▶ [TASK DESCRIPTION]:
Below is a listing to write out in full, exactly as given, without its pictures.

▶ [INPUT FOR THIS TASK]:
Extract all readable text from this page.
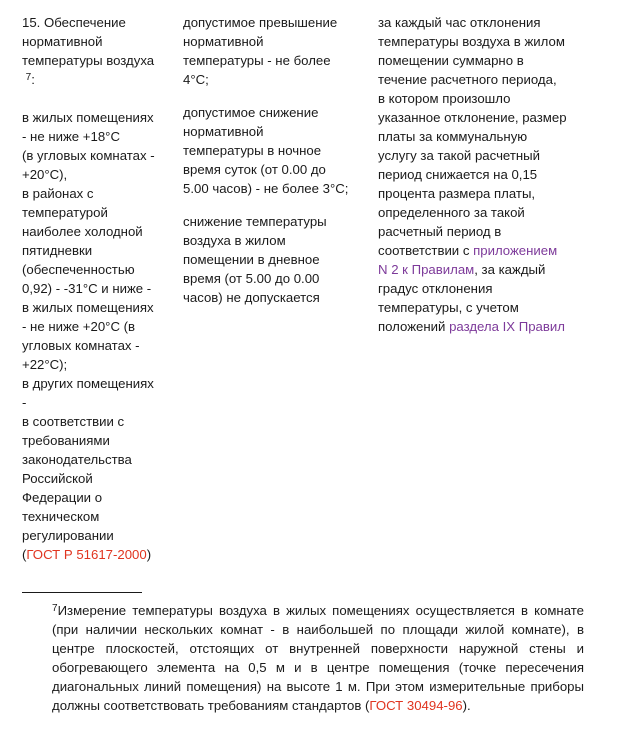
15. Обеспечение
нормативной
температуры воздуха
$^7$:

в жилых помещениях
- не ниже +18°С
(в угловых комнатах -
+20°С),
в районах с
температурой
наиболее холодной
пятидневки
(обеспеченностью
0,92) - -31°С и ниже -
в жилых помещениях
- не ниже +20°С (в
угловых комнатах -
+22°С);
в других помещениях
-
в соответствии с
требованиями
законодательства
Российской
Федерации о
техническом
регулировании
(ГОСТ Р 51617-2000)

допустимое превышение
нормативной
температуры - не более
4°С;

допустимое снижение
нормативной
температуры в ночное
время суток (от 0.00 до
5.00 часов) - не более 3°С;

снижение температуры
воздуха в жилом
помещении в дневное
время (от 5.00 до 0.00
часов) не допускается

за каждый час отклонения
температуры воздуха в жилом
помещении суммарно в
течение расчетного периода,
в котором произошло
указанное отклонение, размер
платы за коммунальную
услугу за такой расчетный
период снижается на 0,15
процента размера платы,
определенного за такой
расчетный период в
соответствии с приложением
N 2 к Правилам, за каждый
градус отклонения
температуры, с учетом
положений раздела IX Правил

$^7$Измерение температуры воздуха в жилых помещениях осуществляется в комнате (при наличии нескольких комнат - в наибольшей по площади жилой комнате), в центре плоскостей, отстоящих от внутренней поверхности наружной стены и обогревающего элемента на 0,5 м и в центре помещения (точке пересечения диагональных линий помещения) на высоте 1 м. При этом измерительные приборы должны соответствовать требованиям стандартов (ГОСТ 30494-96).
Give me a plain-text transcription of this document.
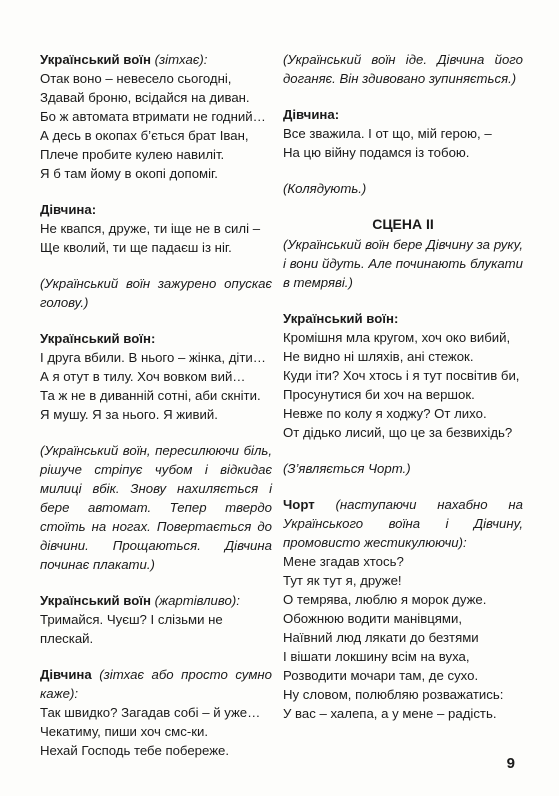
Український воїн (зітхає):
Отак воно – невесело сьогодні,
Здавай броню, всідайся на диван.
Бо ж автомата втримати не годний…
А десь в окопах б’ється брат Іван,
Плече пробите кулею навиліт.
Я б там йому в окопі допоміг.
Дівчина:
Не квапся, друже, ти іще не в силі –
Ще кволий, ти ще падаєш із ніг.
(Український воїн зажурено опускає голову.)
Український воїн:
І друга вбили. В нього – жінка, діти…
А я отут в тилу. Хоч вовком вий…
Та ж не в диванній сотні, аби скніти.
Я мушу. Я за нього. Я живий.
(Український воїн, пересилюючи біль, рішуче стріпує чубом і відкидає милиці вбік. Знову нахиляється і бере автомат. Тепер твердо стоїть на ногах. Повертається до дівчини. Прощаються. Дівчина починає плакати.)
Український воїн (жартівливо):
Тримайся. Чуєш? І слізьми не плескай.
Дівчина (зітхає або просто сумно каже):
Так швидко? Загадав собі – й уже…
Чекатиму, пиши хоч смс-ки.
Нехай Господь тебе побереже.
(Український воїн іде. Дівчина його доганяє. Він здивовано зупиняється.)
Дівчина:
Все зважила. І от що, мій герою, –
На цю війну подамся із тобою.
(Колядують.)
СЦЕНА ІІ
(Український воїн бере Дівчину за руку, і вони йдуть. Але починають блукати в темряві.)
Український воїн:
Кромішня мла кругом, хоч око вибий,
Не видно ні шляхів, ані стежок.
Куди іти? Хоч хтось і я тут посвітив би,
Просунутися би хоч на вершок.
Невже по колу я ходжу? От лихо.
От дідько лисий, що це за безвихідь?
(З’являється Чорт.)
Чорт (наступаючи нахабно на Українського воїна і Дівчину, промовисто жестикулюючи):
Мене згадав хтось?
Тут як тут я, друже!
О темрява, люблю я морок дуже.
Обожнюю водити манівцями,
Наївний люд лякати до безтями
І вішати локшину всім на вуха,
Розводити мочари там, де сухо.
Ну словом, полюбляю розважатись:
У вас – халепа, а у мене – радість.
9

▶ [EXERCISE RESPONSE]:
Extract all readable text from this page.
15. Обеспечение
нормативной
температуры воздуха
$^7$:

в жилых помещениях
- не ниже +18°С
(в угловых комнатах -
+20°С),
в районах с
температурой
наиболее холодной
пятидневки
(обеспеченностью
0,92) - -31°С и ниже -
в жилых помещениях
- не ниже +20°С (в
угловых комнатах -
+22°С);
в других помещениях
-
в соответствии с
требованиями
законодательства
Российской
Федерации о
техническом
регулировании
(ГОСТ Р 51617-2000)

допустимое превышение
нормативной
температуры - не более
4°С;

допустимое снижение
нормативной
температуры в ночное
время суток (от 0.00 до
5.00 часов) - не более 3°С;

снижение температуры
воздуха в жилом
помещении в дневное
время (от 5.00 до 0.00
часов) не допускается

за каждый час отклонения
температуры воздуха в жилом
помещении суммарно в
течение расчетного периода,
в котором произошло
указанное отклонение, размер
платы за коммунальную
услугу за такой расчетный
период снижается на 0,15
процента размера платы,
определенного за такой
расчетный период в
соответствии с приложением
N 2 к Правилам, за каждый
градус отклонения
температуры, с учетом
положений раздела IX Правил

$^7$Измерение температуры воздуха в жилых помещениях осуществляется в комнате (при наличии нескольких комнат - в наибольшей по площади жилой комнате), в центре плоскостей, отстоящих от внутренней поверхности наружной стены и обогревающего элемента на 0,5 м и в центре помещения (точке пересечения диагональных линий помещения) на высоте 1 м. При этом измерительные приборы должны соответствовать требованиям стандартов (ГОСТ 30494-96).
Give me a plain-text transcription of this document.
Український воїн (зітхає):
Отак воно – невесело сьогодні,
Здавай броню, всідайся на диван.
Бо ж автомата втримати не годний…
А десь в окопах б’ється брат Іван,
Плече пробите кулею навиліт.
Я б там йому в окопі допоміг.
Дівчина:
Не квапся, друже, ти іще не в силі –
Ще кволий, ти ще падаєш із ніг.
(Український воїн зажурено опускає голову.)
Український воїн:
І друга вбили. В нього – жінка, діти…
А я отут в тилу. Хоч вовком вий…
Та ж не в диванній сотні, аби скніти.
Я мушу. Я за нього. Я живий.
(Український воїн, пересилюючи біль, рішуче стріпує чубом і відкидає милиці вбік. Знову нахиляється і бере автомат. Тепер твердо стоїть на ногах. Повертається до дівчини. Прощаються. Дівчина починає плакати.)
Український воїн (жартівливо):
Тримайся. Чуєш? І слізьми не плескай.
Дівчина (зітхає або просто сумно каже):
Так швидко? Загадав собі – й уже…
Чекатиму, пиши хоч смс-ки.
Нехай Господь тебе побереже.
(Український воїн іде. Дівчина його доганяє. Він здивовано зупиняється.)
Дівчина:
Все зважила. І от що, мій герою, –
На цю війну подамся із тобою.
(Колядують.)
СЦЕНА ІІ
(Український воїн бере Дівчину за руку, і вони йдуть. Але починають блукати в темряві.)
Український воїн:
Кромішня мла кругом, хоч око вибий,
Не видно ні шляхів, ані стежок.
Куди іти? Хоч хтось і я тут посвітив би,
Просунутися би хоч на вершок.
Невже по колу я ходжу? От лихо.
От дідько лисий, що це за безвихідь?
(З’являється Чорт.)
Чорт (наступаючи нахабно на Українського воїна і Дівчину, промовисто жестикулюючи):
Мене згадав хтось?
Тут як тут я, друже!
О темрява, люблю я морок дуже.
Обожнюю водити манівцями,
Наївний люд лякати до безтями
І вішати локшину всім на вуха,
Розводити мочари там, де сухо.
Ну словом, полюбляю розважатись:
У вас – халепа, а у мене – радість.
9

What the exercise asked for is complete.